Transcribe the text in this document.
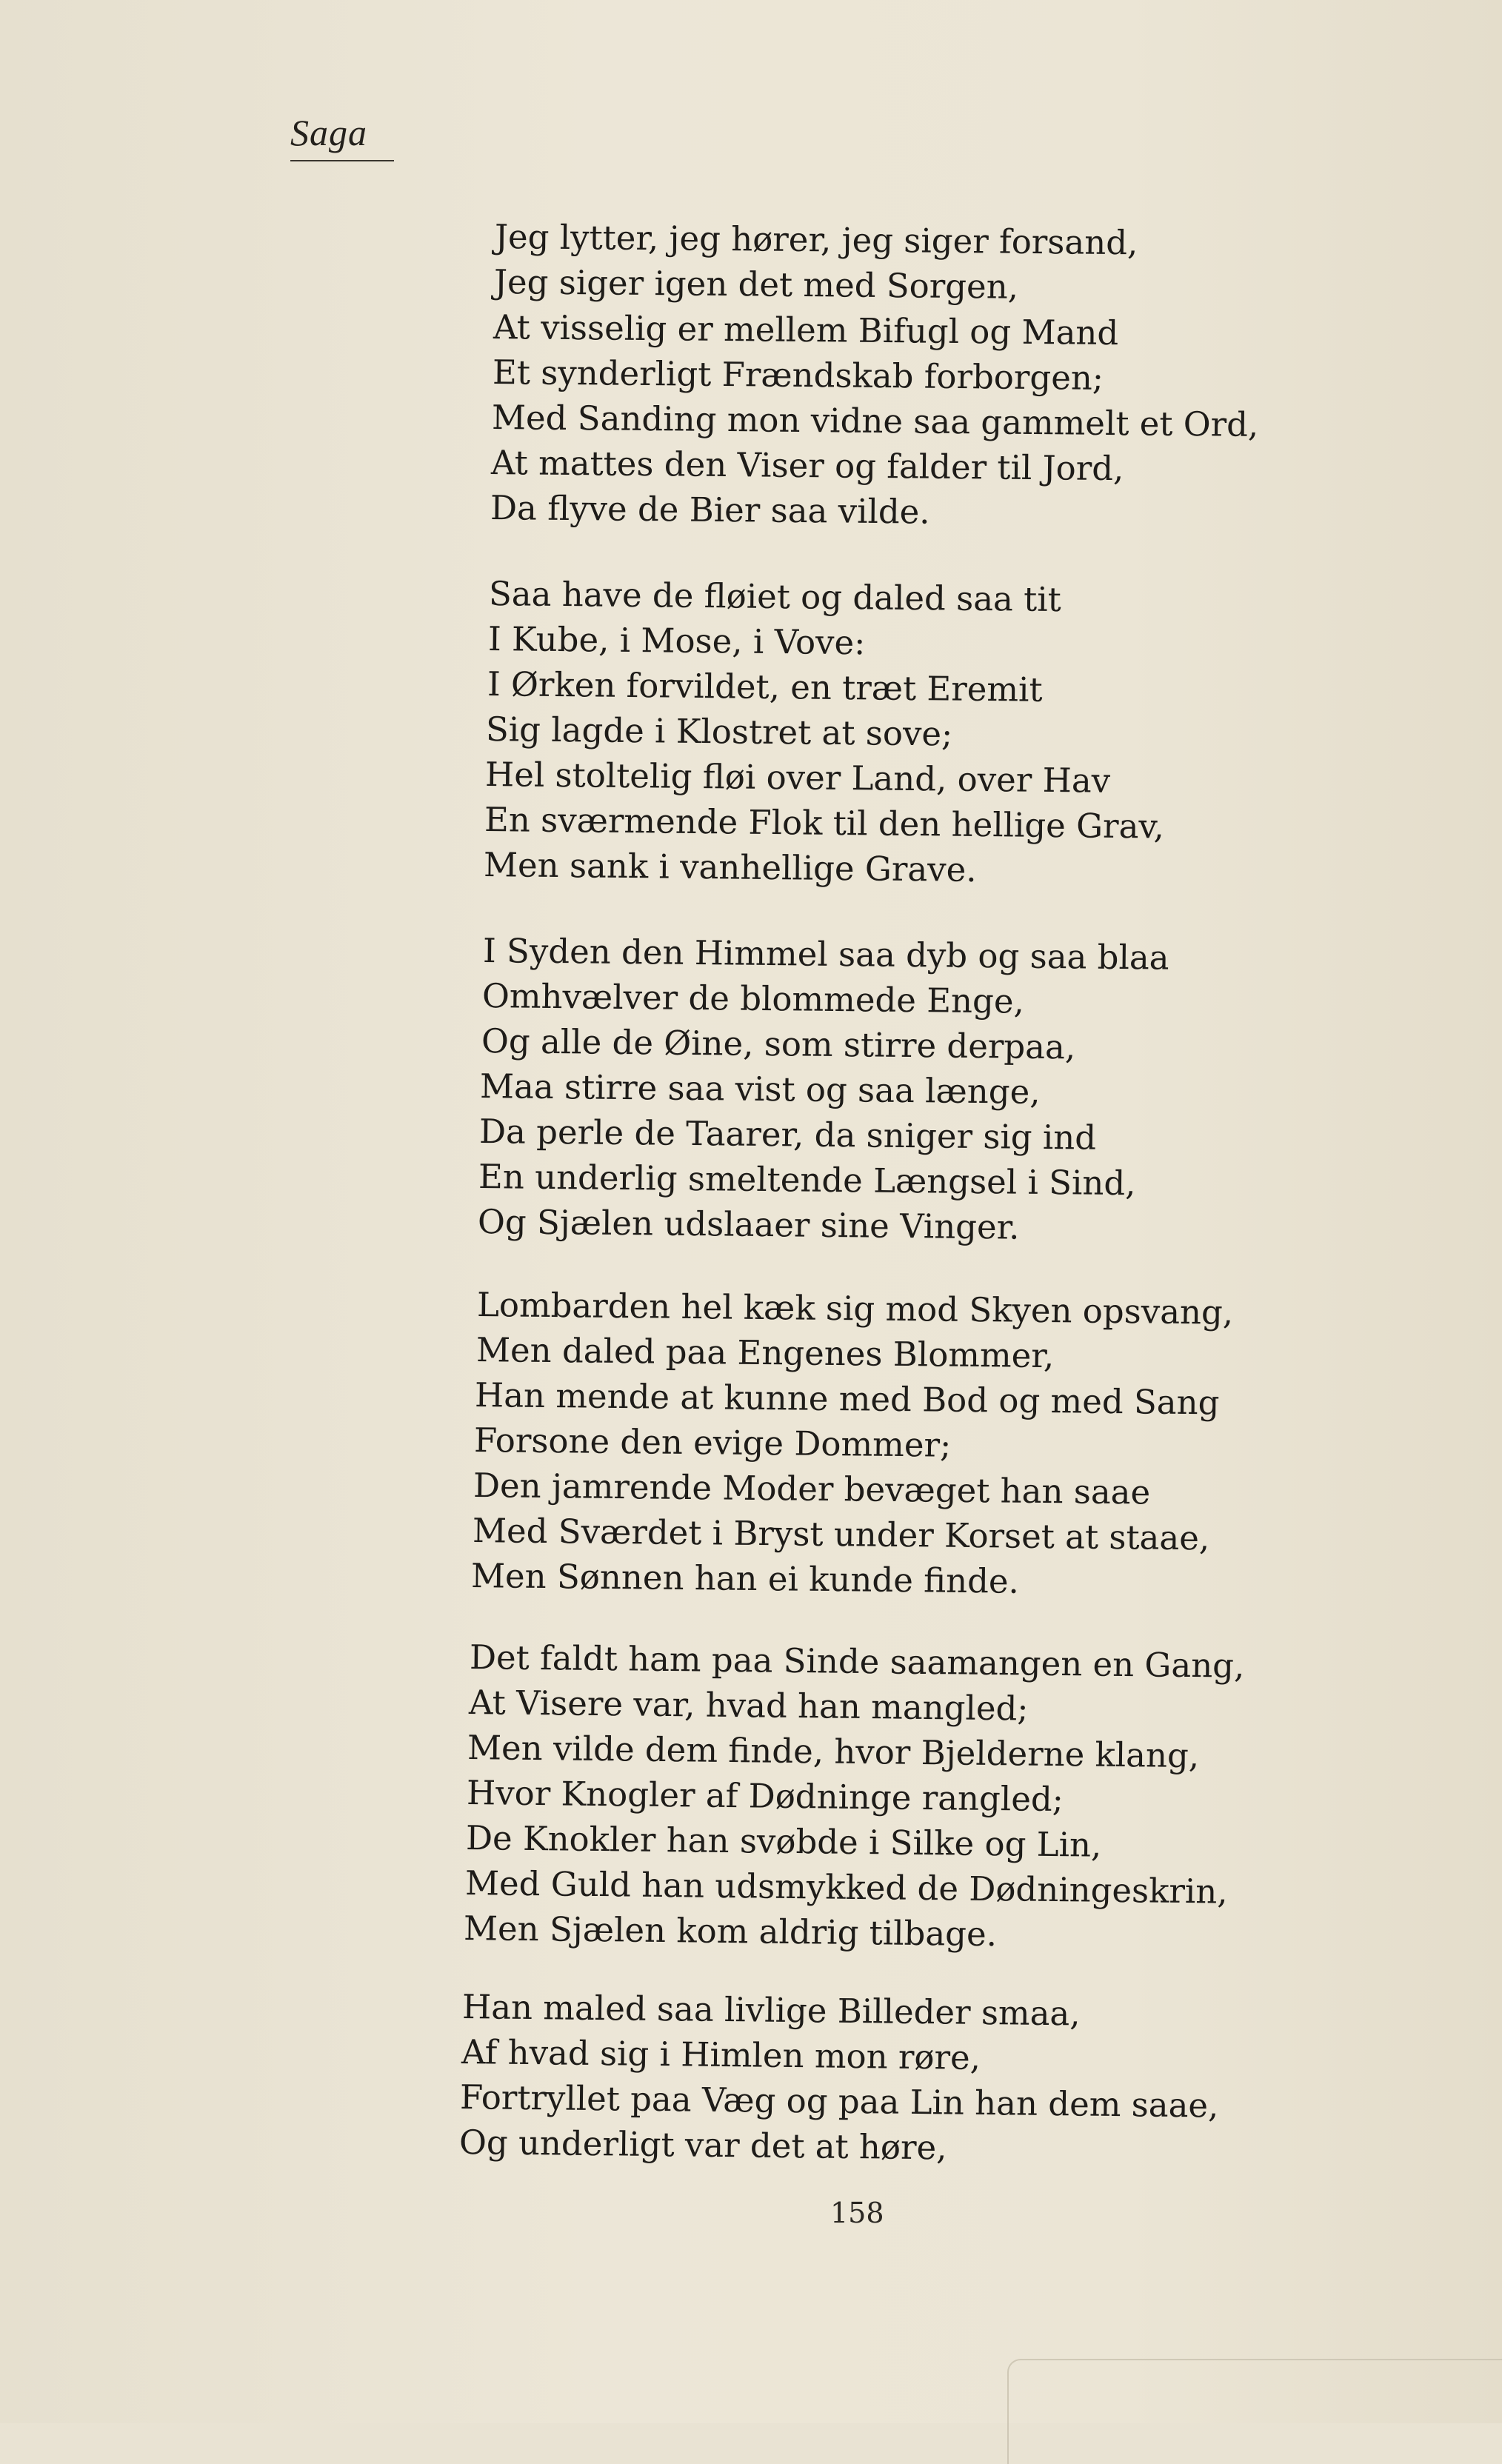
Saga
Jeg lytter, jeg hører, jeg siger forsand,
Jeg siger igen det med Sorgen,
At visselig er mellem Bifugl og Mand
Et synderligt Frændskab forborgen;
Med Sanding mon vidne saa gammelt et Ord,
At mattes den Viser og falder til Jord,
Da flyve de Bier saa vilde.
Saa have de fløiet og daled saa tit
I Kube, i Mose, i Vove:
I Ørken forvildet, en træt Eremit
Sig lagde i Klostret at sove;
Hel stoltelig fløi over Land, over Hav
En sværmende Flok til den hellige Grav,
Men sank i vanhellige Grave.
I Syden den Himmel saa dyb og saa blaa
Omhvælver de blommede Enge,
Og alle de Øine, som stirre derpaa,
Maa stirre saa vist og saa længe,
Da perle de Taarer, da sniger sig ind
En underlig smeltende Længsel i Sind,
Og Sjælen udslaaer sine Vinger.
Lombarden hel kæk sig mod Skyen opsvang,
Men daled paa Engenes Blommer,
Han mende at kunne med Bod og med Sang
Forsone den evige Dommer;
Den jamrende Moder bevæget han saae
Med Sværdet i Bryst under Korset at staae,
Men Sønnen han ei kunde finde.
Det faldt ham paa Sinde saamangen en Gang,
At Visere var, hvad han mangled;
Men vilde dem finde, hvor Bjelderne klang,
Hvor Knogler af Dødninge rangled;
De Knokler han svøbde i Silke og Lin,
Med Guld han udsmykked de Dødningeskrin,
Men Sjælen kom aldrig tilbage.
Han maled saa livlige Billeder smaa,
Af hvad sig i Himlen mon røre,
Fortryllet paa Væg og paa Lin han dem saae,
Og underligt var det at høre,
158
* * *
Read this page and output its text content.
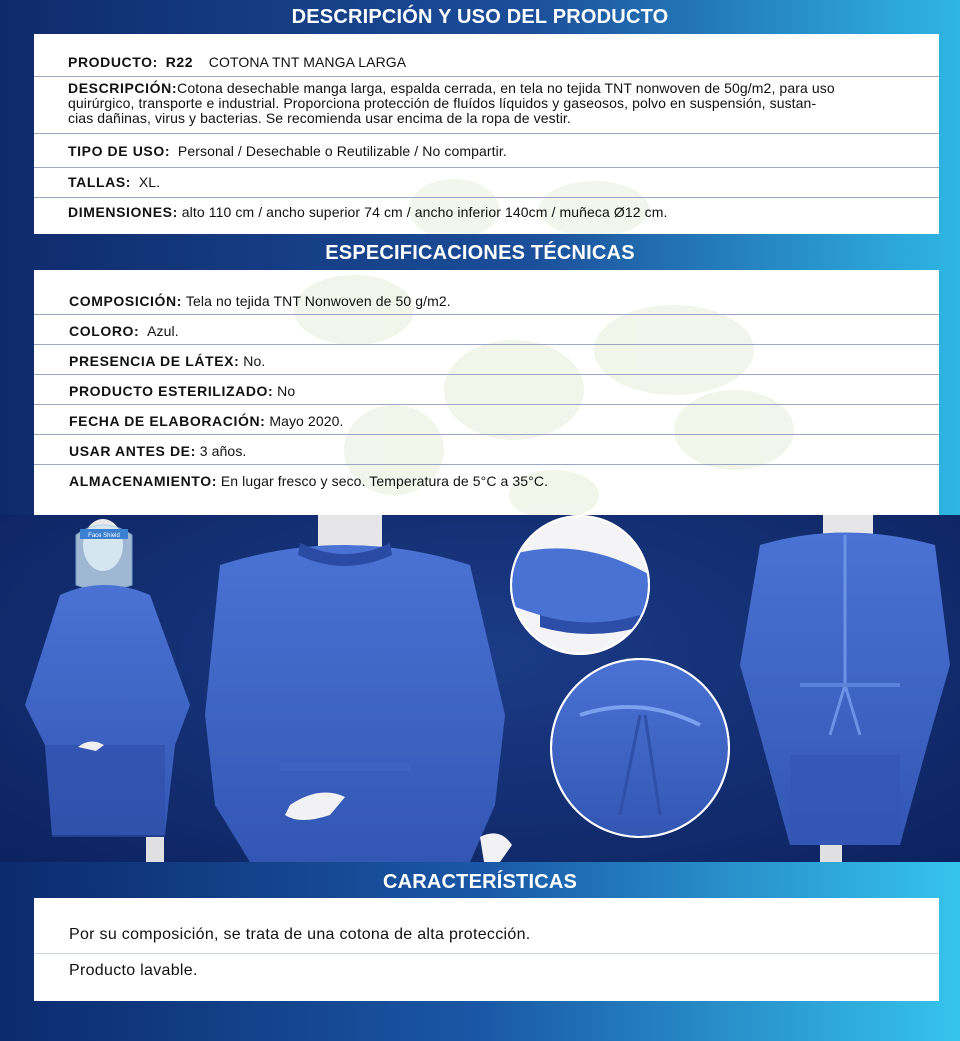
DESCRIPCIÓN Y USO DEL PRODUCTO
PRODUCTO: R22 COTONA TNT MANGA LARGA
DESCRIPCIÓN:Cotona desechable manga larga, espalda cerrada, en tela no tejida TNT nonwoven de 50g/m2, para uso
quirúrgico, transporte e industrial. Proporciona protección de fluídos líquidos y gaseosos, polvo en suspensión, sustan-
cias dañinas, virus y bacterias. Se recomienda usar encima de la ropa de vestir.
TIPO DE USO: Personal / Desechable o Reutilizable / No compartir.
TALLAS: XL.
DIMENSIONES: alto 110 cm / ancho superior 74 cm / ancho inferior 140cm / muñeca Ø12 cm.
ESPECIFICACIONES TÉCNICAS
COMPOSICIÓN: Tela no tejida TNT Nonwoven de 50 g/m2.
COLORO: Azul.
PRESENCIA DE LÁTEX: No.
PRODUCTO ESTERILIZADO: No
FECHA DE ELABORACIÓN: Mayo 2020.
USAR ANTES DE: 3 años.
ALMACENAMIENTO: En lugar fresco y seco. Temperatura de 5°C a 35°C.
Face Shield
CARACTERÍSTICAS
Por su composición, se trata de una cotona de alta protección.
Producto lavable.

> EXERCISE: Pull each line containing "this" from the records.

> COMPLETED TASK:
Transcribe the text in this document.
Read this page and output its text content.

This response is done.